>> Begin Input records

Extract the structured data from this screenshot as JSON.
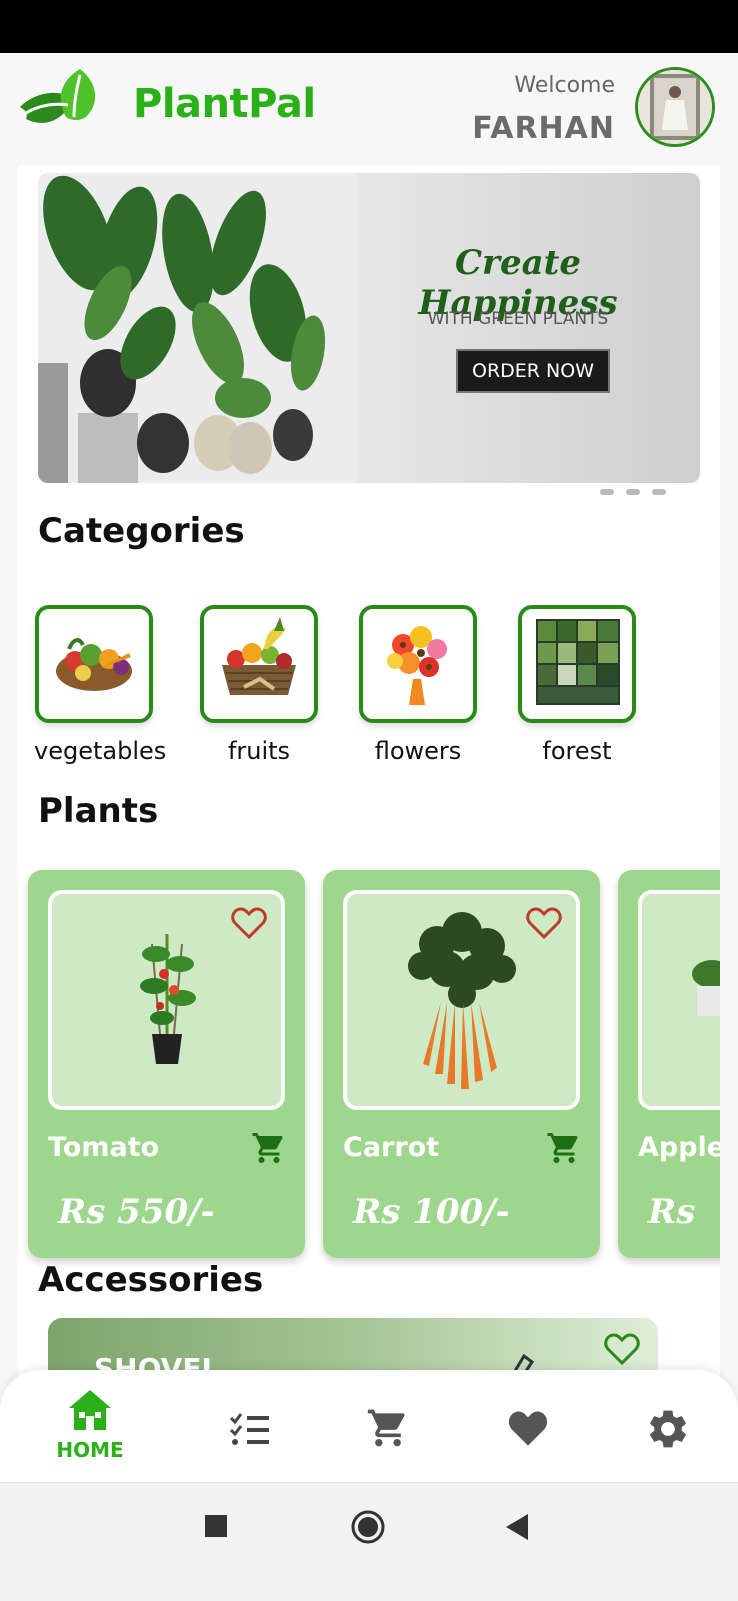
{
  "header": {
    "app_name": "PlantPal",
    "welcome_text": "Welcome",
    "user_name": "FARHAN"
  },
  "banner": {
    "title": "Create Happiness",
    "subtitle": "WITH GREEN PLANTS",
    "button_label": "ORDER NOW"
  },
  "categories": {
    "title": "Categories",
    "items": [
      {
        "label": "vegetables"
      },
      {
        "label": "fruits"
      },
      {
        "label": "flowers"
      },
      {
        "label": "forest"
      }
    ]
  },
  "plants": {
    "title": "Plants",
    "items": [
      {
        "name": "Tomato",
        "price": "Rs 550/-"
      },
      {
        "name": "Carrot",
        "price": "Rs 100/-"
      },
      {
        "name": "Apple",
        "price": "Rs"
      }
    ]
  },
  "accessories": {
    "title": "Accessories",
    "items": [
      {
        "name": "SHOVEL"
      }
    ]
  },
  "bottom_nav": {
    "items": [
      {
        "label": "HOME",
        "icon": "home-icon",
        "active": true
      },
      {
        "label": "",
        "icon": "checklist-icon"
      },
      {
        "label": "",
        "icon": "cart-icon"
      },
      {
        "label": "",
        "icon": "heart-icon"
      },
      {
        "label": "",
        "icon": "gear-icon"
      }
    ]
  },
  "colors": {
    "brand_green": "#2bb019",
    "card_green": "#9dd68c",
    "dark_green": "#2a8a18",
    "heart_red": "#c0392b"
  }
}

>> End Input records

- _Work to do_
Reproduce all of the material above word for word. Omit the pictures.

- _Complete answer_
Extract the structured data from this screenshot as JSON.
{
  "header": {
    "app_name": "PlantPal",
    "welcome_text": "Welcome",
    "user_name": "FARHAN"
  },
  "banner": {
    "title": "Create Happiness",
    "subtitle": "WITH GREEN PLANTS",
    "button_label": "ORDER NOW"
  },
  "categories": {
    "title": "Categories",
    "items": [
      {
        "label": "vegetables"
      },
      {
        "label": "fruits"
      },
      {
        "label": "flowers"
      },
      {
        "label": "forest"
      }
    ]
  },
  "plants": {
    "title": "Plants",
    "items": [
      {
        "name": "Tomato",
        "price": "Rs 550/-"
      },
      {
        "name": "Carrot",
        "price": "Rs 100/-"
      },
      {
        "name": "Apple",
        "price": "Rs"
      }
    ]
  },
  "accessories": {
    "title": "Accessories",
    "items": [
      {
        "name": "SHOVEL"
      }
    ]
  },
  "bottom_nav": {
    "items": [
      {
        "label": "HOME",
        "icon": "home-icon",
        "active": true
      },
      {
        "label": "",
        "icon": "checklist-icon"
      },
      {
        "label": "",
        "icon": "cart-icon"
      },
      {
        "label": "",
        "icon": "heart-icon"
      },
      {
        "label": "",
        "icon": "gear-icon"
      }
    ]
  },
  "colors": {
    "brand_green": "#2bb019",
    "card_green": "#9dd68c",
    "dark_green": "#2a8a18",
    "heart_red": "#c0392b"
  }
}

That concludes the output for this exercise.